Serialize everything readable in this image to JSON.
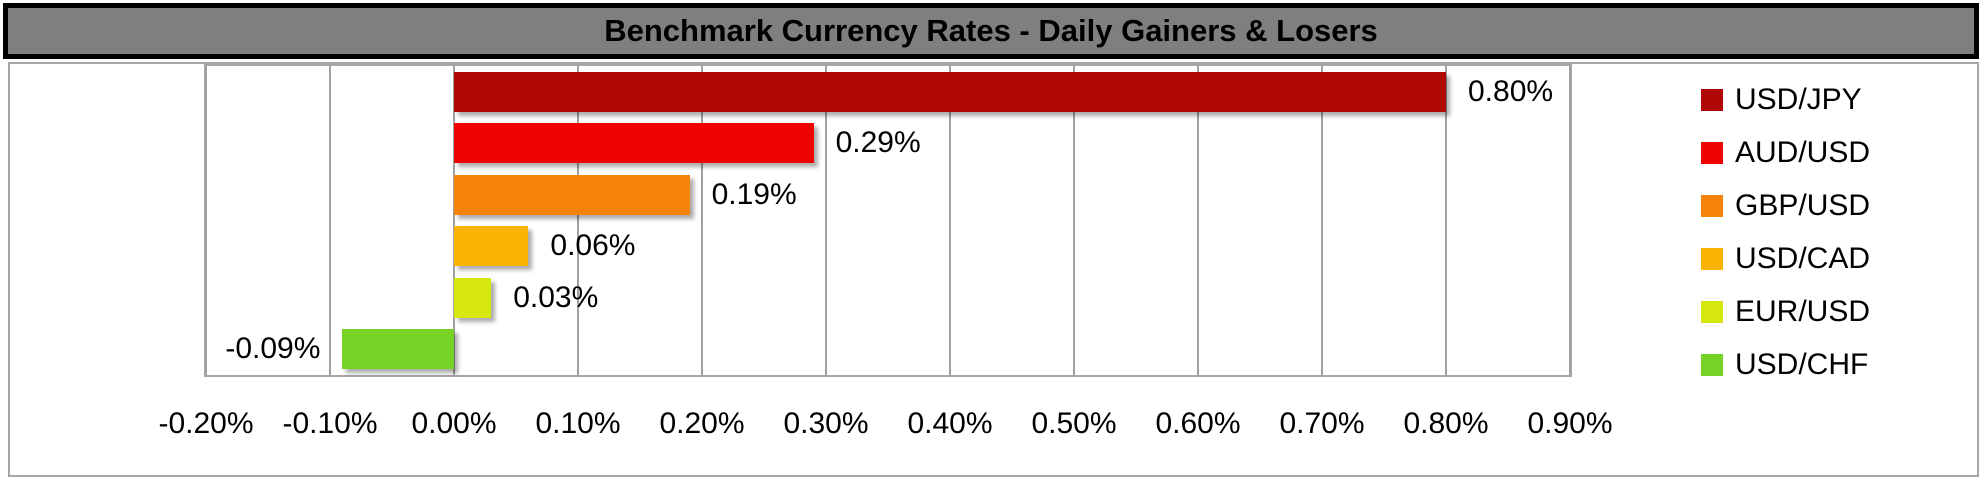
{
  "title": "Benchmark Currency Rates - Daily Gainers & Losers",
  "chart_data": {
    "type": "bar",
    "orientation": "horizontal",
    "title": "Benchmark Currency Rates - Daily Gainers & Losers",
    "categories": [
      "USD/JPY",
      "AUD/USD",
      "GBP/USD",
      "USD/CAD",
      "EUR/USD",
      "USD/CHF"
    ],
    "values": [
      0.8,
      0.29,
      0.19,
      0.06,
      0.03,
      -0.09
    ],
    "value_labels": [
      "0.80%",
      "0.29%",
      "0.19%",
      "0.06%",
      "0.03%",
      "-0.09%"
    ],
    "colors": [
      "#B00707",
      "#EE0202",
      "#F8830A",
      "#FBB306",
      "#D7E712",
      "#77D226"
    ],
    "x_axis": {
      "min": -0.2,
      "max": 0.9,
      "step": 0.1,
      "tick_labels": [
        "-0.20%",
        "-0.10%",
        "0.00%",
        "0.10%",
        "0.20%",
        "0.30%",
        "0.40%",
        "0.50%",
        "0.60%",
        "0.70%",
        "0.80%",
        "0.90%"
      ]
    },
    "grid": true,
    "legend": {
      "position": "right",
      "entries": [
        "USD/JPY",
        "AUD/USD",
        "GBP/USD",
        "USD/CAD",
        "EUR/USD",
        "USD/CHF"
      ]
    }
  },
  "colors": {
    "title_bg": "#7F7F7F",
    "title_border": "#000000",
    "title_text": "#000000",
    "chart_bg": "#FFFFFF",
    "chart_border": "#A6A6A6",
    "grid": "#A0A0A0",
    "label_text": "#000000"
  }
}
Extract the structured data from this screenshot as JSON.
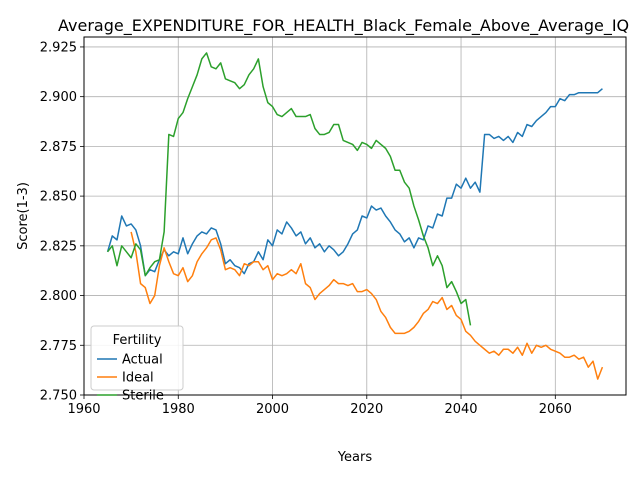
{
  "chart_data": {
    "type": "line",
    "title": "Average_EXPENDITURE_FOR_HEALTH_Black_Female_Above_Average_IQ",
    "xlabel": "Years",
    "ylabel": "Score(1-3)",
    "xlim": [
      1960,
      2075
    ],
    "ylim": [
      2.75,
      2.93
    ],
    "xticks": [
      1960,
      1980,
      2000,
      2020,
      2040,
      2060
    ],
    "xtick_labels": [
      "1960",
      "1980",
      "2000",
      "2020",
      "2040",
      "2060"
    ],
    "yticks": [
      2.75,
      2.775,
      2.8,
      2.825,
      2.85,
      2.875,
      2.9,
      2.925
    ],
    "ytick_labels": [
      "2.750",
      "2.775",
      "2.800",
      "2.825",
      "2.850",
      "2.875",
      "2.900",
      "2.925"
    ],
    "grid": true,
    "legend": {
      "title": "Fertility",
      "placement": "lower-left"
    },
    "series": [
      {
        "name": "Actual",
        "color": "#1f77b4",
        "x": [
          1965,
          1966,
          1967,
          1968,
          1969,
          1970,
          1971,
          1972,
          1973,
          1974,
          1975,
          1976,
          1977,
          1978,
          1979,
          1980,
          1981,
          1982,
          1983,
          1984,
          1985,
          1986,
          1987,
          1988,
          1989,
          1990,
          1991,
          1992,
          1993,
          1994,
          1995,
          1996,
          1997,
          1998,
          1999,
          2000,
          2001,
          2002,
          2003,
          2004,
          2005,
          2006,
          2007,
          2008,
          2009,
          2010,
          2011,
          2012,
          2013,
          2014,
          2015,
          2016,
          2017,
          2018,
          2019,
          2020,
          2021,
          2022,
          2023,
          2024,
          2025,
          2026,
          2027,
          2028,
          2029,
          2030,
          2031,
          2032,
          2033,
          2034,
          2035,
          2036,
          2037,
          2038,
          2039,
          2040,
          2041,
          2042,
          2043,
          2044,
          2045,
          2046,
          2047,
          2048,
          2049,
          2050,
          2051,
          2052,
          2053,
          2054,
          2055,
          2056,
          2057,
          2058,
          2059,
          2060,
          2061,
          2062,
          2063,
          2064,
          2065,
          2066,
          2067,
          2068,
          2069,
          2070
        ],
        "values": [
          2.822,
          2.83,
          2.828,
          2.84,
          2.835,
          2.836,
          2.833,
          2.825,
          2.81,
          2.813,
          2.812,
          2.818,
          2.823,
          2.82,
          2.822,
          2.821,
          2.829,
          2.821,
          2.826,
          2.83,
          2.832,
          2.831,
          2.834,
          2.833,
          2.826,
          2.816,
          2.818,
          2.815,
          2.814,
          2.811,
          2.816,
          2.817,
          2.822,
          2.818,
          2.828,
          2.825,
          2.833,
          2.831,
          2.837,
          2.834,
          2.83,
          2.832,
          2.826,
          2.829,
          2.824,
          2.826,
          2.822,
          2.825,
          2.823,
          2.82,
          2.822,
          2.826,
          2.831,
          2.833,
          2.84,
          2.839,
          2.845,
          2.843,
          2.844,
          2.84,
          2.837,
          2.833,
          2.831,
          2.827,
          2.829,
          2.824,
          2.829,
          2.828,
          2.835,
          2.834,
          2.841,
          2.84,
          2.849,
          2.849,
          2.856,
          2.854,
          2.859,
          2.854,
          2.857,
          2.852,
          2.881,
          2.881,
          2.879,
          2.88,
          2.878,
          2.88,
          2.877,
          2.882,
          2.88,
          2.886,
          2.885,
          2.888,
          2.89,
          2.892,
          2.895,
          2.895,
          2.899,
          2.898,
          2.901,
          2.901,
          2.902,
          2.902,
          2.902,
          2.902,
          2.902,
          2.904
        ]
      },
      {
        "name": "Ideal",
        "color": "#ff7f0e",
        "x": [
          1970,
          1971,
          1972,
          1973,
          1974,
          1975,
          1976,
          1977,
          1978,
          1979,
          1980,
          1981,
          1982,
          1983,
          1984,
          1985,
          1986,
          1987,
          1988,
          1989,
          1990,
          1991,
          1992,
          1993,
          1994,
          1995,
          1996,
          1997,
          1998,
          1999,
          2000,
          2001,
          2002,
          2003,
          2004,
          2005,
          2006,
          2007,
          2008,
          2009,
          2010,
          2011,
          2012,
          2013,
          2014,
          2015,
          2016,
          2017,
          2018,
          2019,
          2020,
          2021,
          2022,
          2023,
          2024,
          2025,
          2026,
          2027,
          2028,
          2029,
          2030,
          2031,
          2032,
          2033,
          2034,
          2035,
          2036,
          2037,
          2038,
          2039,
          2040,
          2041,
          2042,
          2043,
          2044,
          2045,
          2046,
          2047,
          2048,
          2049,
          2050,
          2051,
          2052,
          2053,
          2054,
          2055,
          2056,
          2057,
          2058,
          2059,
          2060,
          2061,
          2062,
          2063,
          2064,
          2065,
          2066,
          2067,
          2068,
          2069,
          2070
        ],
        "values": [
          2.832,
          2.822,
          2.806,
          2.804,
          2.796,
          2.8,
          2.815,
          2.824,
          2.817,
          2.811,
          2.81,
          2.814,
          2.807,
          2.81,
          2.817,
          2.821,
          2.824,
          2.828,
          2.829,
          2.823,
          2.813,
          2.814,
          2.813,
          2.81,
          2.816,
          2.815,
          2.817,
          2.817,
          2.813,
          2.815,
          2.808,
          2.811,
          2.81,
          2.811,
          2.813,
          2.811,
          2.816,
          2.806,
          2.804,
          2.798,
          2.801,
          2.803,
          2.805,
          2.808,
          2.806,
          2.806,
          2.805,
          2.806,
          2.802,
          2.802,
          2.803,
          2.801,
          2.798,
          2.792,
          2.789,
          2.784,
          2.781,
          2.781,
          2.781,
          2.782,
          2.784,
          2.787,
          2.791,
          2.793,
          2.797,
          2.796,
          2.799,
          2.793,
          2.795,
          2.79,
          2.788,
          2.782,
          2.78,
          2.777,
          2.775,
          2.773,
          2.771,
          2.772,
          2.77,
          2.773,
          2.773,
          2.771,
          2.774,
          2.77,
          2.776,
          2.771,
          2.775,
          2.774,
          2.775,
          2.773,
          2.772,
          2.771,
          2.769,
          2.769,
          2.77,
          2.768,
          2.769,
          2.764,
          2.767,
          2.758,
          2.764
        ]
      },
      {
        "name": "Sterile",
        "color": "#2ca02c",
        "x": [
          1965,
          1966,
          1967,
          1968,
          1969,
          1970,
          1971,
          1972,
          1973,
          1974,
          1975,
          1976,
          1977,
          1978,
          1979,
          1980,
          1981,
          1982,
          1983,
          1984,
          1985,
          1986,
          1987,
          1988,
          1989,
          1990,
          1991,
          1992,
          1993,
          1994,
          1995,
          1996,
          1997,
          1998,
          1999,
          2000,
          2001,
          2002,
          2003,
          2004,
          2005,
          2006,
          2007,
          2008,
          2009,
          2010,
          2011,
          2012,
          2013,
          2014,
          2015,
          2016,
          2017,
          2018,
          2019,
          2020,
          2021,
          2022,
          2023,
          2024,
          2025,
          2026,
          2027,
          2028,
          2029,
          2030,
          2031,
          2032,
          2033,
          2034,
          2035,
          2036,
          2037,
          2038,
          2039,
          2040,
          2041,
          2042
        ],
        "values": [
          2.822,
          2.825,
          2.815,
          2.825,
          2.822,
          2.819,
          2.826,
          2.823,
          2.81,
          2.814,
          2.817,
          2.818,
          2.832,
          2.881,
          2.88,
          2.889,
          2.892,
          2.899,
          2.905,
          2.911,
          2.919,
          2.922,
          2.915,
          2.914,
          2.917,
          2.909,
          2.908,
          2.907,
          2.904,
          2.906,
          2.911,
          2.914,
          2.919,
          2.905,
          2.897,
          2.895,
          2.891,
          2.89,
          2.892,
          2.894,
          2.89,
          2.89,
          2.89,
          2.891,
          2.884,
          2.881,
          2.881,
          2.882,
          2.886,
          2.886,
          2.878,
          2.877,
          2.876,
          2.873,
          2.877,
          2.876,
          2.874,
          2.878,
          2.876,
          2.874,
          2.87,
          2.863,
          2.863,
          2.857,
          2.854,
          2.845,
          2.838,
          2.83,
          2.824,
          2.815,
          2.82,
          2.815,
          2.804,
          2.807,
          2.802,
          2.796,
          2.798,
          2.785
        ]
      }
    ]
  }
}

Written task.
Show every line where the string "Currency" appears.

Task output.
  "title": "Benchmark Currency Rates - Daily Gainers & Losers",
    "title": "Benchmark Currency Rates - Daily Gainers & Losers",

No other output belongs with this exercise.